⟨
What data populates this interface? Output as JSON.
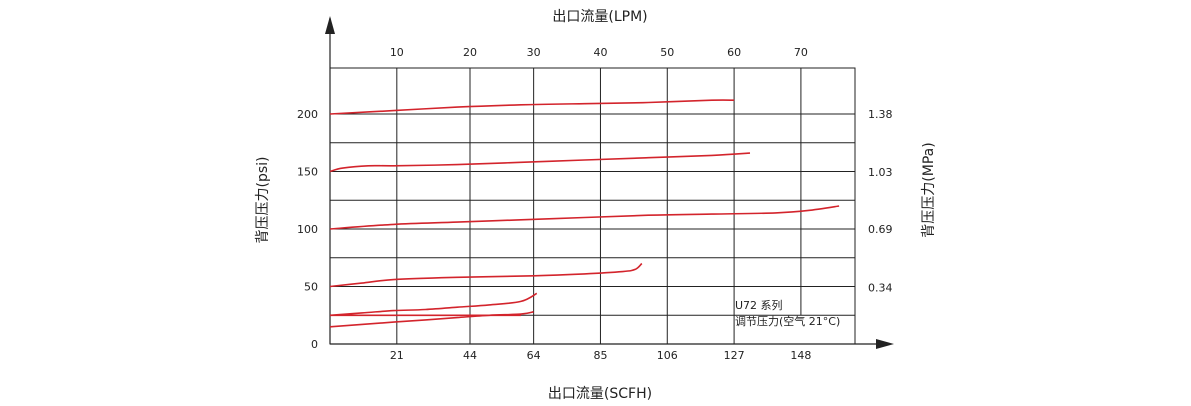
{
  "chart_data": {
    "type": "line",
    "x_bottom": {
      "label": "出口流量(SCFH)",
      "ticks": [
        "0",
        "21",
        "44",
        "64",
        "85",
        "106",
        "127",
        "148"
      ],
      "range": [
        0,
        165
      ]
    },
    "x_top": {
      "label": "出口流量(LPM)",
      "ticks": [
        "10",
        "20",
        "30",
        "40",
        "50",
        "60",
        "70"
      ]
    },
    "y_left": {
      "label": "背压压力(psi)",
      "ticks": [
        "0",
        "50",
        "100",
        "150",
        "200"
      ],
      "range": [
        0,
        240
      ]
    },
    "y_right": {
      "label": "背压压力(MPa)",
      "ticks": [
        "0.34",
        "0.69",
        "1.03",
        "1.38"
      ]
    },
    "grid": true,
    "annotation": {
      "line1": "U72 系列",
      "line2": "调节压力(空气 21°C)"
    },
    "line_color": "#d3242c",
    "series": [
      {
        "x": [
          0,
          20,
          40,
          60,
          80,
          100,
          120,
          127
        ],
        "y": [
          200,
          203,
          206,
          208,
          209,
          210,
          212,
          212
        ]
      },
      {
        "x": [
          0,
          4,
          12,
          20,
          40,
          60,
          80,
          100,
          120,
          132
        ],
        "y": [
          150,
          153,
          155,
          155,
          156,
          158,
          160,
          162,
          164,
          166
        ]
      },
      {
        "x": [
          0,
          20,
          40,
          60,
          80,
          100,
          120,
          140,
          150,
          160
        ],
        "y": [
          100,
          104,
          106,
          108,
          110,
          112,
          113,
          114,
          116,
          120
        ]
      },
      {
        "x": [
          0,
          10,
          20,
          40,
          60,
          80,
          92,
          96,
          98
        ],
        "y": [
          50,
          53,
          56,
          58,
          59,
          61,
          63,
          65,
          70
        ]
      },
      {
        "x": [
          0,
          10,
          20,
          30,
          40,
          50,
          60,
          65
        ],
        "y": [
          25,
          27,
          29,
          30,
          32,
          34,
          37,
          44
        ]
      },
      {
        "x": [
          0,
          10,
          20,
          30,
          40,
          50,
          60,
          64
        ],
        "y": [
          15,
          17,
          19,
          21,
          23,
          25,
          26,
          28
        ]
      },
      {
        "x": [
          0,
          60
        ],
        "y": [
          25,
          25
        ]
      }
    ]
  }
}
⟩
All of the data above should be transcribed verbatim, with pictures omitted.

What data populates this interface? Output as JSON.
{
  "chart_data": {
    "type": "line",
    "x_bottom": {
      "label": "出口流量(SCFH)",
      "ticks": [
        "0",
        "21",
        "44",
        "64",
        "85",
        "106",
        "127",
        "148"
      ],
      "range": [
        0,
        165
      ]
    },
    "x_top": {
      "label": "出口流量(LPM)",
      "ticks": [
        "10",
        "20",
        "30",
        "40",
        "50",
        "60",
        "70"
      ]
    },
    "y_left": {
      "label": "背压压力(psi)",
      "ticks": [
        "0",
        "50",
        "100",
        "150",
        "200"
      ],
      "range": [
        0,
        240
      ]
    },
    "y_right": {
      "label": "背压压力(MPa)",
      "ticks": [
        "0.34",
        "0.69",
        "1.03",
        "1.38"
      ]
    },
    "grid": true,
    "annotation": {
      "line1": "U72 系列",
      "line2": "调节压力(空气 21°C)"
    },
    "line_color": "#d3242c",
    "series": [
      {
        "x": [
          0,
          20,
          40,
          60,
          80,
          100,
          120,
          127
        ],
        "y": [
          200,
          203,
          206,
          208,
          209,
          210,
          212,
          212
        ]
      },
      {
        "x": [
          0,
          4,
          12,
          20,
          40,
          60,
          80,
          100,
          120,
          132
        ],
        "y": [
          150,
          153,
          155,
          155,
          156,
          158,
          160,
          162,
          164,
          166
        ]
      },
      {
        "x": [
          0,
          20,
          40,
          60,
          80,
          100,
          120,
          140,
          150,
          160
        ],
        "y": [
          100,
          104,
          106,
          108,
          110,
          112,
          113,
          114,
          116,
          120
        ]
      },
      {
        "x": [
          0,
          10,
          20,
          40,
          60,
          80,
          92,
          96,
          98
        ],
        "y": [
          50,
          53,
          56,
          58,
          59,
          61,
          63,
          65,
          70
        ]
      },
      {
        "x": [
          0,
          10,
          20,
          30,
          40,
          50,
          60,
          65
        ],
        "y": [
          25,
          27,
          29,
          30,
          32,
          34,
          37,
          44
        ]
      },
      {
        "x": [
          0,
          10,
          20,
          30,
          40,
          50,
          60,
          64
        ],
        "y": [
          15,
          17,
          19,
          21,
          23,
          25,
          26,
          28
        ]
      },
      {
        "x": [
          0,
          60
        ],
        "y": [
          25,
          25
        ]
      }
    ]
  }
}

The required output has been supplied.